### Extracted data entries
───
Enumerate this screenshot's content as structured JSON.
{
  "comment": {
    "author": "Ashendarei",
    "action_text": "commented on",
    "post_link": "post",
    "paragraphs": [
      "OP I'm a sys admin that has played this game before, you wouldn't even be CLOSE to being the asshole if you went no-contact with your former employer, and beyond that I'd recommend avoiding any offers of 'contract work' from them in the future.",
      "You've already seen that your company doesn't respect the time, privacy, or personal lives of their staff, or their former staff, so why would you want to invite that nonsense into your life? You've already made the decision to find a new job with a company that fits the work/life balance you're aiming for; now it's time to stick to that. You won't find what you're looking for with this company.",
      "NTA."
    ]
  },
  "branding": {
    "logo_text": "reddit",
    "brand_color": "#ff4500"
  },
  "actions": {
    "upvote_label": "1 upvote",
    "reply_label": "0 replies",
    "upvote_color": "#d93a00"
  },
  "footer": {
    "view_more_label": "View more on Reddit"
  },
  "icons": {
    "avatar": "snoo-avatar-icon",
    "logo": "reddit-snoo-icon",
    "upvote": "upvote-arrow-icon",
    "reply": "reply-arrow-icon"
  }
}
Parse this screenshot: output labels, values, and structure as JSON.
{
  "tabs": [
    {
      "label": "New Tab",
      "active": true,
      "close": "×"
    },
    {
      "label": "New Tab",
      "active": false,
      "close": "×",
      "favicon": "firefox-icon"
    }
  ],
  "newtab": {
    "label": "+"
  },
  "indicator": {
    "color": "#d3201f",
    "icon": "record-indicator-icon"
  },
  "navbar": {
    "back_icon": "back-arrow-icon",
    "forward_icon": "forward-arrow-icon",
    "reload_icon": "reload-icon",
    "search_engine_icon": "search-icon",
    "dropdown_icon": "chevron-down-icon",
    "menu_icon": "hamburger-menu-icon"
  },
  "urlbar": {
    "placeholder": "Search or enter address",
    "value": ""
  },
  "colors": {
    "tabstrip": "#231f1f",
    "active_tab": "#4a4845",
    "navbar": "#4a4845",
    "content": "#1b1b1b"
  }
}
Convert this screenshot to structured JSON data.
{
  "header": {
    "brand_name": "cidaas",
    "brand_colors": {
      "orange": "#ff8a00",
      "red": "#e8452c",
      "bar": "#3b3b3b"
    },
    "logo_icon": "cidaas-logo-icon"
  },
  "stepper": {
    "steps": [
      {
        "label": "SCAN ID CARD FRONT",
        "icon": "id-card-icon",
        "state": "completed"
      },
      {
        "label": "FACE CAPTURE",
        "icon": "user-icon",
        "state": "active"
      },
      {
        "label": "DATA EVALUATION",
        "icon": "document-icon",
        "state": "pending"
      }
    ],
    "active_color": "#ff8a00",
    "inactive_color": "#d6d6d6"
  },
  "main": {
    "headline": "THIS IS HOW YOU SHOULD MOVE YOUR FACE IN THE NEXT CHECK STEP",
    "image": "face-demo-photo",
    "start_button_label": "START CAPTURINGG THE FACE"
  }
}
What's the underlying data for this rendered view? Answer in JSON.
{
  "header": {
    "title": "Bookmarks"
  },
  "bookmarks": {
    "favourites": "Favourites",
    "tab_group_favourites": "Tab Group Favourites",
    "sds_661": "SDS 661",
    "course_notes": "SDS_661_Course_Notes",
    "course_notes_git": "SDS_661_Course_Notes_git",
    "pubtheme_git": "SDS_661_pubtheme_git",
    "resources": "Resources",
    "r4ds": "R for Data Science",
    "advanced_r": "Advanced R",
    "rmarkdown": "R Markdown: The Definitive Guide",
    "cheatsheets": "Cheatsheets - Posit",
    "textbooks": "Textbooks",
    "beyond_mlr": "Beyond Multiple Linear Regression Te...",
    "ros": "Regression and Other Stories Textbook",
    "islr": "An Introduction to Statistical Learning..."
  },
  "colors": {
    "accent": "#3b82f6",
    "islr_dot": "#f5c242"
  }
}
───
### Directive
Compute how many lines include the string "JSON", then give that number by itself.

### Solution to this problem
4